Update the listing below by replacing every occurrence of "suggestion-item" with "suggestion-entry". Reproduce all other lines unchanged.

[Data records]
-- start --

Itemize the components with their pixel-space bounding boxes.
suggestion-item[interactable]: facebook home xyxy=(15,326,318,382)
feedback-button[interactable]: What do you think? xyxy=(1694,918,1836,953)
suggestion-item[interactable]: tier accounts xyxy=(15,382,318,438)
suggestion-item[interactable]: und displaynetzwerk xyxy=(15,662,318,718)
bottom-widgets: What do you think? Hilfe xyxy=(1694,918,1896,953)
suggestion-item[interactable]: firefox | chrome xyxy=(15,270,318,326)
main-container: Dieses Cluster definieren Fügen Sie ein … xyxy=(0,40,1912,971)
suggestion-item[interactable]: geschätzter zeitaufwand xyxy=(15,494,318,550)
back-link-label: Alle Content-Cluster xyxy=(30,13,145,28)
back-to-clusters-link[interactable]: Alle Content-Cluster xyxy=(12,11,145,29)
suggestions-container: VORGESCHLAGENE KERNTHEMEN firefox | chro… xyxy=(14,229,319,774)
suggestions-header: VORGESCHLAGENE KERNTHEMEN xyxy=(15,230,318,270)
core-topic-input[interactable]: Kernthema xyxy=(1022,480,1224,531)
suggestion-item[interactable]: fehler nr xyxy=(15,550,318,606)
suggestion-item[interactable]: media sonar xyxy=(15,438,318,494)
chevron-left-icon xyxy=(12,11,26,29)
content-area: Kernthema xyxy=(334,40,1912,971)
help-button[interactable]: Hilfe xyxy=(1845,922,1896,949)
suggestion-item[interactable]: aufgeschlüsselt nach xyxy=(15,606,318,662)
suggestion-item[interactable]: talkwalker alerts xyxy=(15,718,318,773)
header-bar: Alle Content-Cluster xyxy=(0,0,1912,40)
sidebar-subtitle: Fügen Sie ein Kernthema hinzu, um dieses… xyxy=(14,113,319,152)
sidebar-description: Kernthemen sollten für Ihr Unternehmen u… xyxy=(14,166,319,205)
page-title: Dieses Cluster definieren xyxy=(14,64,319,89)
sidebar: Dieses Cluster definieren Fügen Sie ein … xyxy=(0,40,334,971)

-- end --

## EXERCISE RESPONSE
Itemize the components with their pixel-space bounding boxes.
suggestion-entry[interactable]: facebook home xyxy=(15,326,318,382)
feedback-button[interactable]: What do you think? xyxy=(1694,918,1836,953)
suggestion-entry[interactable]: tier accounts xyxy=(15,382,318,438)
suggestion-entry[interactable]: und displaynetzwerk xyxy=(15,662,318,718)
bottom-widgets: What do you think? Hilfe xyxy=(1694,918,1896,953)
suggestion-entry[interactable]: firefox | chrome xyxy=(15,270,318,326)
main-container: Dieses Cluster definieren Fügen Sie ein … xyxy=(0,40,1912,971)
suggestion-entry[interactable]: geschätzter zeitaufwand xyxy=(15,494,318,550)
back-link-label: Alle Content-Cluster xyxy=(30,13,145,28)
back-to-clusters-link[interactable]: Alle Content-Cluster xyxy=(12,11,145,29)
suggestions-container: VORGESCHLAGENE KERNTHEMEN firefox | chro… xyxy=(14,229,319,774)
suggestions-header: VORGESCHLAGENE KERNTHEMEN xyxy=(15,230,318,270)
core-topic-input[interactable]: Kernthema xyxy=(1022,480,1224,531)
suggestion-entry[interactable]: fehler nr xyxy=(15,550,318,606)
suggestion-entry[interactable]: media sonar xyxy=(15,438,318,494)
chevron-left-icon xyxy=(12,11,26,29)
content-area: Kernthema xyxy=(334,40,1912,971)
help-button[interactable]: Hilfe xyxy=(1845,922,1896,949)
suggestion-entry[interactable]: aufgeschlüsselt nach xyxy=(15,606,318,662)
suggestion-entry[interactable]: talkwalker alerts xyxy=(15,718,318,773)
header-bar: Alle Content-Cluster xyxy=(0,0,1912,40)
sidebar-subtitle: Fügen Sie ein Kernthema hinzu, um dieses… xyxy=(14,113,319,152)
sidebar-description: Kernthemen sollten für Ihr Unternehmen u… xyxy=(14,166,319,205)
page-title: Dieses Cluster definieren xyxy=(14,64,319,89)
sidebar: Dieses Cluster definieren Fügen Sie ein … xyxy=(0,40,334,971)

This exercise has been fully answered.